**WORKING DATA:**
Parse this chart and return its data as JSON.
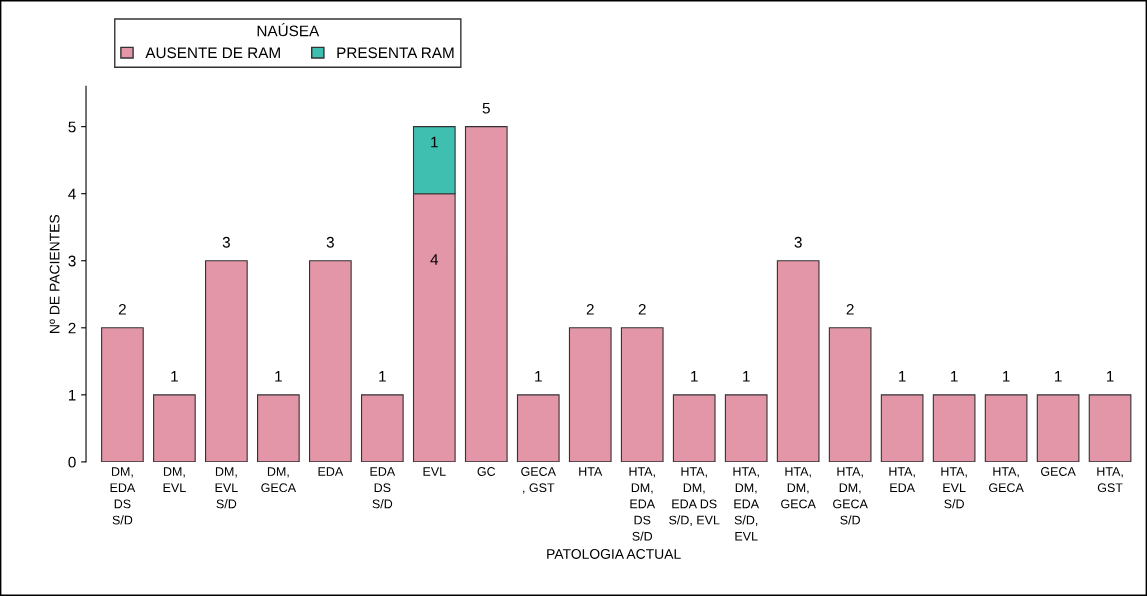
{
  "chart_data": {
    "type": "bar",
    "stacked": true,
    "xlabel": "PATOLOGIA ACTUAL",
    "ylabel": "Nº DE PACIENTES",
    "legend_title": "NAÚSEA",
    "legend": "top left",
    "data_labels": true,
    "categories": [
      "DM,\nEDA\nDS\nS/D",
      "DM,\nEVL",
      "DM,\nEVL\nS/D",
      "DM,\nGECA",
      "EDA",
      "EDA\nDS\nS/D",
      "EVL",
      "GC",
      "GECA\n, GST",
      "HTA",
      "HTA,\nDM,\nEDA\nDS\nS/D",
      "HTA,\nDM,\nEDA DS\nS/D, EVL",
      "HTA,\nDM,\nEDA\nS/D,\nEVL",
      "HTA,\nDM,\nGECA",
      "HTA,\nDM,\nGECA\nS/D",
      "HTA,\nEDA",
      "HTA,\nEVL\nS/D",
      "HTA,\nGECA",
      "GECA",
      "HTA,\nGST"
    ],
    "series": [
      {
        "name": "AUSENTE DE RAM",
        "color": "#e396a7",
        "values": [
          2,
          1,
          3,
          1,
          3,
          1,
          4,
          5,
          1,
          2,
          2,
          1,
          1,
          3,
          2,
          1,
          1,
          1,
          1,
          1
        ]
      },
      {
        "name": "PRESENTA RAM",
        "color": "#3fbfb0",
        "values": [
          null,
          null,
          null,
          null,
          null,
          null,
          1,
          null,
          null,
          null,
          null,
          null,
          null,
          null,
          null,
          null,
          null,
          null,
          null,
          null
        ]
      }
    ],
    "ylim": [
      0,
      5.6
    ],
    "yticks": [
      0,
      1,
      2,
      3,
      4,
      5
    ],
    "grid": false
  }
}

**REQUIREMENTS:**
Each line that holds the word "name" should be extracted from the records.

**ANSWER TO THE TASK:**
        "name": "AUSENTE DE RAM",
        "name": "PRESENTA RAM",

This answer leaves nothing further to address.